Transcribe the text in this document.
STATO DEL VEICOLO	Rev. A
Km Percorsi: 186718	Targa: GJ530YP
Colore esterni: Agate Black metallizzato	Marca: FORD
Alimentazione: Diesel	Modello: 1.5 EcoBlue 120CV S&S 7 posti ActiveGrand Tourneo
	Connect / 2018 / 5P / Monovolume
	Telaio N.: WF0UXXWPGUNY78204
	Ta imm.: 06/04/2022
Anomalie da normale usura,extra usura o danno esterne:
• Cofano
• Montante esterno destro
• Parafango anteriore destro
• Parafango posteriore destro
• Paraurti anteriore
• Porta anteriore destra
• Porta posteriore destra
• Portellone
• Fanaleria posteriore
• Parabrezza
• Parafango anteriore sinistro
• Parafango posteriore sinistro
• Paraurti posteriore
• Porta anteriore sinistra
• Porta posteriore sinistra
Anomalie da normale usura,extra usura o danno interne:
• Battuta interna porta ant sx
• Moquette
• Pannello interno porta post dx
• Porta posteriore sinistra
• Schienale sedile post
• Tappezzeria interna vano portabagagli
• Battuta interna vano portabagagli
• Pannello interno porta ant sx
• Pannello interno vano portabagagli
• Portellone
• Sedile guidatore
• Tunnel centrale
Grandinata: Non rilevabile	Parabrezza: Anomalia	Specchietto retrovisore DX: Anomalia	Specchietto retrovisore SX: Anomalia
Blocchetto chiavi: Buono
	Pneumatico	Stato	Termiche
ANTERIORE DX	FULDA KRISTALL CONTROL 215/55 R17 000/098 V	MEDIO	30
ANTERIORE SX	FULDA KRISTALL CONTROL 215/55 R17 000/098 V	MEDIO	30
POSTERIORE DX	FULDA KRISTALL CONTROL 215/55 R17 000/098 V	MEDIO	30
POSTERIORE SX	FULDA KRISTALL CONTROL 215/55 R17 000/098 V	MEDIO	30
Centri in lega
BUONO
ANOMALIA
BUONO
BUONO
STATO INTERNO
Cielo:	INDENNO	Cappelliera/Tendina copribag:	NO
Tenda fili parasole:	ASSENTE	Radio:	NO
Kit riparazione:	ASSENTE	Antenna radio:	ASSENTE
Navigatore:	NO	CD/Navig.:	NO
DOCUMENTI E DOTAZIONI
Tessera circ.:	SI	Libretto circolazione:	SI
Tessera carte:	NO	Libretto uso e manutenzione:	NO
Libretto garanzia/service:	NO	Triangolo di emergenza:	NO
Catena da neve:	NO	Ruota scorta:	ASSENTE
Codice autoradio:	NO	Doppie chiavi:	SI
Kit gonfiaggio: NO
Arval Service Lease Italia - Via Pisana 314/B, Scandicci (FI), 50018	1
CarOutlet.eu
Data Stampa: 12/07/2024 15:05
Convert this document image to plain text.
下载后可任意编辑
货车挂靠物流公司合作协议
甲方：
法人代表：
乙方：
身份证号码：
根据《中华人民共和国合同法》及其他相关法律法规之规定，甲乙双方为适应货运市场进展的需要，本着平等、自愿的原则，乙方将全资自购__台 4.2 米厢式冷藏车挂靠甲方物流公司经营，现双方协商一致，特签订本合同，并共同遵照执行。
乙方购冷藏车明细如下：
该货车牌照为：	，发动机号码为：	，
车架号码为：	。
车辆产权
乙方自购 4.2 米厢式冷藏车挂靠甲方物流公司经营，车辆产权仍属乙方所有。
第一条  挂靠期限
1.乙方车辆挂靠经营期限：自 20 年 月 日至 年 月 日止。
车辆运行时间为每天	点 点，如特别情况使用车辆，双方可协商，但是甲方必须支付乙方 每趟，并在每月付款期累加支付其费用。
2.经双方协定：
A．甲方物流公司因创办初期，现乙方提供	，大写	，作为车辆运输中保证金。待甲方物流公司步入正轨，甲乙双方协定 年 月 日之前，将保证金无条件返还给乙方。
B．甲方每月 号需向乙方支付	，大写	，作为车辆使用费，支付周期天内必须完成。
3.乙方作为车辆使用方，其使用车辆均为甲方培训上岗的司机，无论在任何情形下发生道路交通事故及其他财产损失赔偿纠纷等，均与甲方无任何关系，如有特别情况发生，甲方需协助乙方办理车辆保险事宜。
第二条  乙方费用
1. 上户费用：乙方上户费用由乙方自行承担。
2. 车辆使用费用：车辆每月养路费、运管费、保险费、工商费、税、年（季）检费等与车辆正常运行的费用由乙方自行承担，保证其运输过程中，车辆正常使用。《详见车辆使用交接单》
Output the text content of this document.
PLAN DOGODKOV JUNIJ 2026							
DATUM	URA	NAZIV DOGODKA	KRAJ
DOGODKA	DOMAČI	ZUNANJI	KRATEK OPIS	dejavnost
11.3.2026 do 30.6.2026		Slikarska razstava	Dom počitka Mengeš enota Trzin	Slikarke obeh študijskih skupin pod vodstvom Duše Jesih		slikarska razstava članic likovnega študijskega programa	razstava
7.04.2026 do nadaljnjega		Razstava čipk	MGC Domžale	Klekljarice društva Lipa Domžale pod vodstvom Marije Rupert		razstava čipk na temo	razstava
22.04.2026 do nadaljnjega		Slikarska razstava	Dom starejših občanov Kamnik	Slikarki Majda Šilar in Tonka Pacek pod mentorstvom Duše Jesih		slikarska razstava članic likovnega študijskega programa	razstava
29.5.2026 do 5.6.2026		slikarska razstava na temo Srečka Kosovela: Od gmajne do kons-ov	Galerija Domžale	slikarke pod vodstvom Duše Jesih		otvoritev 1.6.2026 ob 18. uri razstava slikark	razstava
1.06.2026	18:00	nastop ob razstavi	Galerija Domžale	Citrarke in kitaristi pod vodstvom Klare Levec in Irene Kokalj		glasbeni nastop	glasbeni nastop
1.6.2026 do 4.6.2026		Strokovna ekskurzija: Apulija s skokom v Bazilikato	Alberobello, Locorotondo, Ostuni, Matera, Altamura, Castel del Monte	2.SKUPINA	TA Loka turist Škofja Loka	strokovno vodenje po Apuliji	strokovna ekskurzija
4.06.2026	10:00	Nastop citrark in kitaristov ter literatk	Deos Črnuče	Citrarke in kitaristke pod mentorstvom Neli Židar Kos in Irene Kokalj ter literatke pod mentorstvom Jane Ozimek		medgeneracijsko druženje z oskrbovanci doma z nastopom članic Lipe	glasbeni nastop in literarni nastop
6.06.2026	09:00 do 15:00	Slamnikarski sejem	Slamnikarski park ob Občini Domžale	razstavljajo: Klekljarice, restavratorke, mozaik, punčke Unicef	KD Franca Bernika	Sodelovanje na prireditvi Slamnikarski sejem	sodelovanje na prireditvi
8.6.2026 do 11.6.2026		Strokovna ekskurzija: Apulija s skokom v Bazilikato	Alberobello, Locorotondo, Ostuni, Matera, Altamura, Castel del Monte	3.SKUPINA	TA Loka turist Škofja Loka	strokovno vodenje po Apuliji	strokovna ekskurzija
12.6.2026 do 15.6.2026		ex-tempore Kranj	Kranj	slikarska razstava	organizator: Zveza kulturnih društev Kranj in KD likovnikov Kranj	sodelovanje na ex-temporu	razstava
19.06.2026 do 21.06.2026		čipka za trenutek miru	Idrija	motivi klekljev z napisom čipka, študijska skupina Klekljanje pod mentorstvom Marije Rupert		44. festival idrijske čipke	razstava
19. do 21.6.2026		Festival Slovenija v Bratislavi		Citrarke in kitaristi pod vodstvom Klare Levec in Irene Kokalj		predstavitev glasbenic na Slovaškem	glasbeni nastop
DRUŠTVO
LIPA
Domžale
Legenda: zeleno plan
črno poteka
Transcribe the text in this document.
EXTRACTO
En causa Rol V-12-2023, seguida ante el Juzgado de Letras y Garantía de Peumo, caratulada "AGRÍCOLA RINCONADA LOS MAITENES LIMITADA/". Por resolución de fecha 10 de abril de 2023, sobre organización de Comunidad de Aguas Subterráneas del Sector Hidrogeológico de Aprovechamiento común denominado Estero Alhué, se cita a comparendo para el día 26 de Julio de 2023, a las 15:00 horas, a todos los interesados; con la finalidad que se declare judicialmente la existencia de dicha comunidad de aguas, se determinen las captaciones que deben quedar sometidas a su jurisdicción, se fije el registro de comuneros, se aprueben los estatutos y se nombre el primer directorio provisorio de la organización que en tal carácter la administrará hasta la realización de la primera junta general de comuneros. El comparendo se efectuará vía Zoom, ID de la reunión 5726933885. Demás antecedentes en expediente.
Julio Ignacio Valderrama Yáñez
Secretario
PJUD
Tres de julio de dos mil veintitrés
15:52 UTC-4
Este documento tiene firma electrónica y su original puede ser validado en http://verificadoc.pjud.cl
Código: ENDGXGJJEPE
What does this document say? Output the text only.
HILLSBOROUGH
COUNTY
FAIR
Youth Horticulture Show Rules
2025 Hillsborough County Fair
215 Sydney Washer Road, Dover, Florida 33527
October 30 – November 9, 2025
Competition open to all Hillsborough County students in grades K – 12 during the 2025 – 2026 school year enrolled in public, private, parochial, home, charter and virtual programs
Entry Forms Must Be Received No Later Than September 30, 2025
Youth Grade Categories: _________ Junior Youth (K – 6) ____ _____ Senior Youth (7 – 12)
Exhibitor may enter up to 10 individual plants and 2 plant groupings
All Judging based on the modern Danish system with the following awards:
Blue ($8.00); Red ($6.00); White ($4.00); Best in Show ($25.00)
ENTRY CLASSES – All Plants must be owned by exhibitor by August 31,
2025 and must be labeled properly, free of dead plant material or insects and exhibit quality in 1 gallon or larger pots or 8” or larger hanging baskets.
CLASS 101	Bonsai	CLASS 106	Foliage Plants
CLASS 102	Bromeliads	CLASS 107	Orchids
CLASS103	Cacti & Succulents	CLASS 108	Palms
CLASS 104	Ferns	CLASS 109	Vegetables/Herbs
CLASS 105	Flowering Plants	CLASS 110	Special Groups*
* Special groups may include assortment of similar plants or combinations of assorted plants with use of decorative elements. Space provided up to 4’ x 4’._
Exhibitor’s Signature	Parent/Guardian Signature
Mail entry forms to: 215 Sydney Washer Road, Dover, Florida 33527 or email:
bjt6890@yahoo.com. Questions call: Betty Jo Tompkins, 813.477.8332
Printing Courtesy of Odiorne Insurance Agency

Given instruction: Return solely the number of lines in the data that include the word "Paraurti".

Solution to this exercise: 2